── INPUT

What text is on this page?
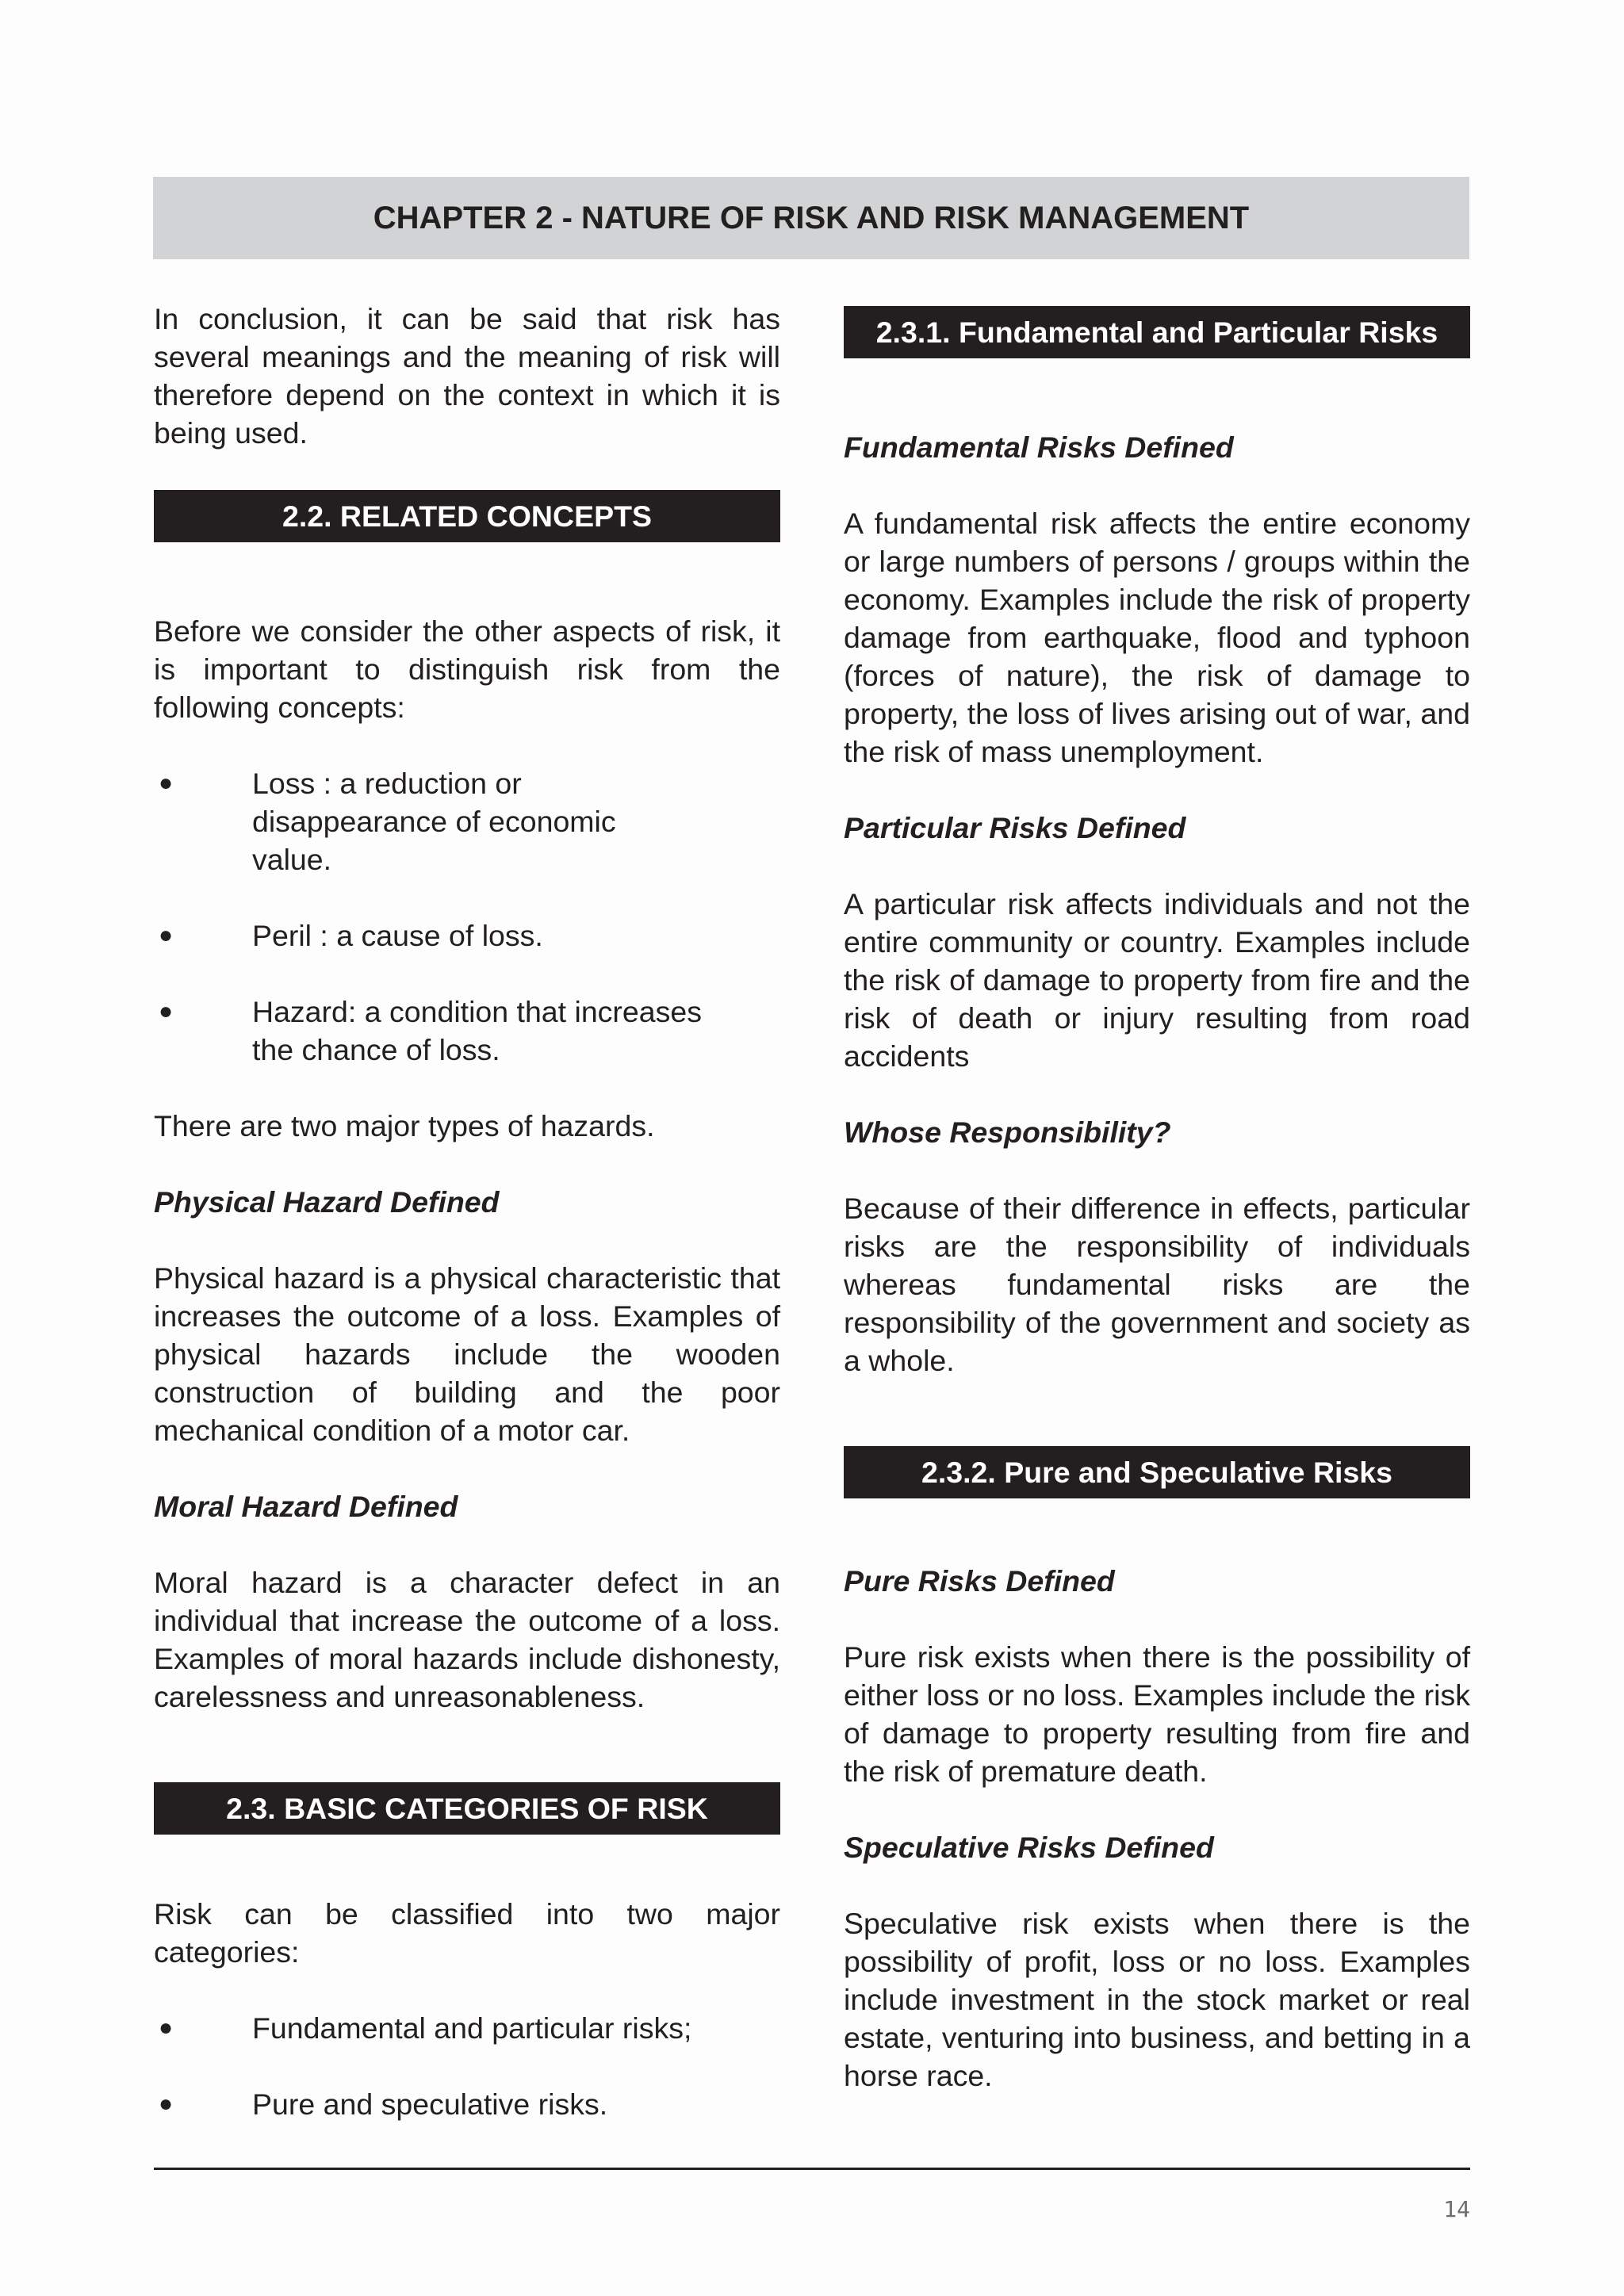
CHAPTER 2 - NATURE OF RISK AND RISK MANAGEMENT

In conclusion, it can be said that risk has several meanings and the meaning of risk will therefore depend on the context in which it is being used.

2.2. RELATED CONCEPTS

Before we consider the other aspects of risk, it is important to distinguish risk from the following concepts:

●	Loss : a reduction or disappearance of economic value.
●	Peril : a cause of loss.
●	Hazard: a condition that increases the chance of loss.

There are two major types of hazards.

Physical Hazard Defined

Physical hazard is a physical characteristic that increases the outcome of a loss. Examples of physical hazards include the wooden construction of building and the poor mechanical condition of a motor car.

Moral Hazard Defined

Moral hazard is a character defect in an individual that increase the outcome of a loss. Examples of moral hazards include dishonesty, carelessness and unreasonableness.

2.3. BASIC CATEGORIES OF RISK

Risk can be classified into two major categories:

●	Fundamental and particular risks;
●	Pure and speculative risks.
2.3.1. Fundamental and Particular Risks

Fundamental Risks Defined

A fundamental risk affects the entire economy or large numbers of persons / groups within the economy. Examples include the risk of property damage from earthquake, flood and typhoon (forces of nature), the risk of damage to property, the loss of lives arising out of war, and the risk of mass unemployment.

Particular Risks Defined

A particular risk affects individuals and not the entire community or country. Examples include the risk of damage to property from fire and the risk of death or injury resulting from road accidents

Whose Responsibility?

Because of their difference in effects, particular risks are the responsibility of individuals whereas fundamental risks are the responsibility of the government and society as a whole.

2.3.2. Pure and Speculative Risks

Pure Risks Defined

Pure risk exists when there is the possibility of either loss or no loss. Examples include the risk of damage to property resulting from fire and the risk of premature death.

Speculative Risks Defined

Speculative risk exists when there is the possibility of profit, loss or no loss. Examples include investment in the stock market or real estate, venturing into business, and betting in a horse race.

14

────

## WRITTEN TASK
Gather up every line from the listing above in which the word "Physical" occurs.

## SOLUTION TO THIS TASK
Physical Hazard Defined
Physical hazard is a physical characteristic that increases the outcome of a loss. Examples of physical hazards include the wooden construction of building and the poor mechanical condition of a motor car.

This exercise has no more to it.